## Data entries
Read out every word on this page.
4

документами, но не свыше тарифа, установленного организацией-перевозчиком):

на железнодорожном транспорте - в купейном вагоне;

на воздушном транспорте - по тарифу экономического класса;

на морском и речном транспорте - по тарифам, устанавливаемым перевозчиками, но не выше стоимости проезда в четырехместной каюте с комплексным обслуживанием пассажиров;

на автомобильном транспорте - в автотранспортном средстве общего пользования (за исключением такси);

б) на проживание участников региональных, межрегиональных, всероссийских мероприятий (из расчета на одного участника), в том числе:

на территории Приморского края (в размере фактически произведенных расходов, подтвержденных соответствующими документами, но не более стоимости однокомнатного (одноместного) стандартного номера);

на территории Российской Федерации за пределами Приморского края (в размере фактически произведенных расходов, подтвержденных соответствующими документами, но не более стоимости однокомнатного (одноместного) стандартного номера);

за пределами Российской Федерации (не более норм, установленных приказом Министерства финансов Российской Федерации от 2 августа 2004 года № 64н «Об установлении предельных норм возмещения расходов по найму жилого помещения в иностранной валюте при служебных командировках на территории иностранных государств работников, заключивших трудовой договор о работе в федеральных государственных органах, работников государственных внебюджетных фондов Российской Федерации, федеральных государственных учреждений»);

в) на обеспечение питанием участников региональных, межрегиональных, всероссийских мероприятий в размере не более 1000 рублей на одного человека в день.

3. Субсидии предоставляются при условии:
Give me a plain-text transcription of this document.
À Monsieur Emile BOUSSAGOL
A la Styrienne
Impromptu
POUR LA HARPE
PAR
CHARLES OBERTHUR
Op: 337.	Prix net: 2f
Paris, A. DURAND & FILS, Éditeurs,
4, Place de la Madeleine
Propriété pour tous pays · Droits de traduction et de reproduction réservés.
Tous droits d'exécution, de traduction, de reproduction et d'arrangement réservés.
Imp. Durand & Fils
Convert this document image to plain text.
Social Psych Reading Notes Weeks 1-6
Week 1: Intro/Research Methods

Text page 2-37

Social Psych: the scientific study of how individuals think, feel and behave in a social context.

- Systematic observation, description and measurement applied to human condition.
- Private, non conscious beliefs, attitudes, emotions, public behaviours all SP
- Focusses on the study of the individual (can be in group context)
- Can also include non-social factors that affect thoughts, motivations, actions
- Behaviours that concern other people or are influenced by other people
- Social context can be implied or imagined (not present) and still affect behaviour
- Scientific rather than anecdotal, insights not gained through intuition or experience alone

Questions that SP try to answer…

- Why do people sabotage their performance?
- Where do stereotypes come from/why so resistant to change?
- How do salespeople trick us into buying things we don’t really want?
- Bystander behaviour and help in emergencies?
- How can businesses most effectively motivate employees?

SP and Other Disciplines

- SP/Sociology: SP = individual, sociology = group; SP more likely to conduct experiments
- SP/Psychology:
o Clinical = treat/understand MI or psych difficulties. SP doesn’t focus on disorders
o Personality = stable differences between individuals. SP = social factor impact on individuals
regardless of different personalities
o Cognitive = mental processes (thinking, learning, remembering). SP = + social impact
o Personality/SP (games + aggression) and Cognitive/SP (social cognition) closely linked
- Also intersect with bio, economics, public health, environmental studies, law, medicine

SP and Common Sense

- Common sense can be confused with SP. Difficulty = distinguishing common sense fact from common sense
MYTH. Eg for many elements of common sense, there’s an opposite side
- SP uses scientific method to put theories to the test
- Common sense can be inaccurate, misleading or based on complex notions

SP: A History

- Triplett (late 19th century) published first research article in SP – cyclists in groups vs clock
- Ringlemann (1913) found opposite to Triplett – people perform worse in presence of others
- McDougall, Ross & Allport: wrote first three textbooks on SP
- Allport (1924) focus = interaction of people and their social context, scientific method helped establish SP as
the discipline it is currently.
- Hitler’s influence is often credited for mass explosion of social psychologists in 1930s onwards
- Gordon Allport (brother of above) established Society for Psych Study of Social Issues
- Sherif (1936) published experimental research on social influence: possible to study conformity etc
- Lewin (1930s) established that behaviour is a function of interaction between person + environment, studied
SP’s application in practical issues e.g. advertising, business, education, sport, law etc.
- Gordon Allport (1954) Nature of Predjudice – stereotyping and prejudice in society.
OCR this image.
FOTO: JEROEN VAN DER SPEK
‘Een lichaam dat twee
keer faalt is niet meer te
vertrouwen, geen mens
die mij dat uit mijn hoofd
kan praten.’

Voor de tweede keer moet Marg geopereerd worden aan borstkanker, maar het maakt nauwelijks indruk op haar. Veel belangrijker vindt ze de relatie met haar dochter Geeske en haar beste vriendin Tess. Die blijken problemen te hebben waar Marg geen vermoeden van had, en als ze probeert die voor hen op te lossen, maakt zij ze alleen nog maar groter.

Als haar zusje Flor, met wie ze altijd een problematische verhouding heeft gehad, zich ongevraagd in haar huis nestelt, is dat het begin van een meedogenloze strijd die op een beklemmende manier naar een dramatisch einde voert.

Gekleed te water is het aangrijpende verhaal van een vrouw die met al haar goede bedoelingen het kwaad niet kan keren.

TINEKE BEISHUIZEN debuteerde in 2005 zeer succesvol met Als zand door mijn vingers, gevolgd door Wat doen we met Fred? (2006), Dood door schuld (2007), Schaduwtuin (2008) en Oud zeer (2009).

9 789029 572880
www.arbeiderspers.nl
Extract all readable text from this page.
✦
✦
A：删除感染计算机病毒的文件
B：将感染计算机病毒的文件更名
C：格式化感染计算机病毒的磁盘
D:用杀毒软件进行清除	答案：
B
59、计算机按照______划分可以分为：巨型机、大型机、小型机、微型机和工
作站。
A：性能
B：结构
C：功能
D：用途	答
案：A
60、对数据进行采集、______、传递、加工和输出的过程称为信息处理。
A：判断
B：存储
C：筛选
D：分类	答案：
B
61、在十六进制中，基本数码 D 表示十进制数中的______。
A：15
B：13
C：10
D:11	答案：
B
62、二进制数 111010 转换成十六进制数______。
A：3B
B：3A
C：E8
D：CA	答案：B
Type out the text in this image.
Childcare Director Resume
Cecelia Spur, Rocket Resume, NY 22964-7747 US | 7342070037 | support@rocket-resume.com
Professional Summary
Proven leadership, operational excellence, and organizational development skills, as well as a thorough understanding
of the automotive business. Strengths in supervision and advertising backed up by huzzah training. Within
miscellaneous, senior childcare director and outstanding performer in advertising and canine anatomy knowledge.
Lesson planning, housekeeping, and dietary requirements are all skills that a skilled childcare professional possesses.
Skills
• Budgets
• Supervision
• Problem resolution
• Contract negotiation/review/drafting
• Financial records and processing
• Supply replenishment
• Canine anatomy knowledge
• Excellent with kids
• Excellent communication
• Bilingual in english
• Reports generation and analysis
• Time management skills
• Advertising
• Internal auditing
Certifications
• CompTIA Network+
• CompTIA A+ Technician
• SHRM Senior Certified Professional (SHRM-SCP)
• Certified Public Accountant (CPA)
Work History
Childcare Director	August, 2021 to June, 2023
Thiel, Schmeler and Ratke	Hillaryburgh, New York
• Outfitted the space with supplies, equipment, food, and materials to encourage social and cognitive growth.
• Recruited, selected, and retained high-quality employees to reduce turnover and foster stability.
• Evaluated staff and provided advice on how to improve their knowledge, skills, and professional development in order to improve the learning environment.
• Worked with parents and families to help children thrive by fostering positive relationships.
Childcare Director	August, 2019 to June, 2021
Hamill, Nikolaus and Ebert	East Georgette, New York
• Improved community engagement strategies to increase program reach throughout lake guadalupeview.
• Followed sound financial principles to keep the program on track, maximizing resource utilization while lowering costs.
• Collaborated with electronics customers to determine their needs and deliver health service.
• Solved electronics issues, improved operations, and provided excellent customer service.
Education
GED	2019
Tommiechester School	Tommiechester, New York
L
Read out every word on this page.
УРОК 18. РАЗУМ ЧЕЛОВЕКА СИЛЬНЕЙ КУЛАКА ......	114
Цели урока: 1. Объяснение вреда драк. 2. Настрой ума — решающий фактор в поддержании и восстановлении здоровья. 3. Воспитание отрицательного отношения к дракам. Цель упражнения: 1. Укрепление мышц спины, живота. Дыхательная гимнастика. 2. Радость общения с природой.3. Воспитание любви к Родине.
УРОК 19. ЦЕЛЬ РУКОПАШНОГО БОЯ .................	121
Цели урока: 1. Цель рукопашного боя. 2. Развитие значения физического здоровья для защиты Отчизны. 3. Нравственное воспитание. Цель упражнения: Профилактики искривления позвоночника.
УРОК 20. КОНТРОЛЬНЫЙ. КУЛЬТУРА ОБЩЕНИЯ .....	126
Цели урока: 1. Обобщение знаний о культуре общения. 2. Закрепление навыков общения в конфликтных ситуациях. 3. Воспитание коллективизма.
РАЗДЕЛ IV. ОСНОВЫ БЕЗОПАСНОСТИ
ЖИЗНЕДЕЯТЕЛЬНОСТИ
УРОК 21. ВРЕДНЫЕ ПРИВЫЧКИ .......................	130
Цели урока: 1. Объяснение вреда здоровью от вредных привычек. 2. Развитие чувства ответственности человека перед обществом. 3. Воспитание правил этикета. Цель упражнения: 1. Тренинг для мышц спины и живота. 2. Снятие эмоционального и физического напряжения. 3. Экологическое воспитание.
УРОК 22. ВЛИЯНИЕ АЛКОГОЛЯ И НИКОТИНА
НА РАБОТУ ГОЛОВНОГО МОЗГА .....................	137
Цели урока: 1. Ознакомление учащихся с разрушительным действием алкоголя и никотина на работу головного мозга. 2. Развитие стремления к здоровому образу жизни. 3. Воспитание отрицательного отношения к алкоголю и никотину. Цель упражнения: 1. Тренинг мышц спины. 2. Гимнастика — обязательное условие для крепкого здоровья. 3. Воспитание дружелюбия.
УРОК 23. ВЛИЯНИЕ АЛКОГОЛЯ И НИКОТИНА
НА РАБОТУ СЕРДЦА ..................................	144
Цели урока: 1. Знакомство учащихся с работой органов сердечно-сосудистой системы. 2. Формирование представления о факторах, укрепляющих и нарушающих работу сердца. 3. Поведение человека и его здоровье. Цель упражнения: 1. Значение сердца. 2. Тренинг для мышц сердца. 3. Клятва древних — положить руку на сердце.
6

## Task directions
Look through the entries and return every line where "opposite" appears.

## Result
MYTH. Eg for many elements of common sense, there’s an opposite side
- Ringlemann (1913) found opposite to Triplett – people perform worse in presence of others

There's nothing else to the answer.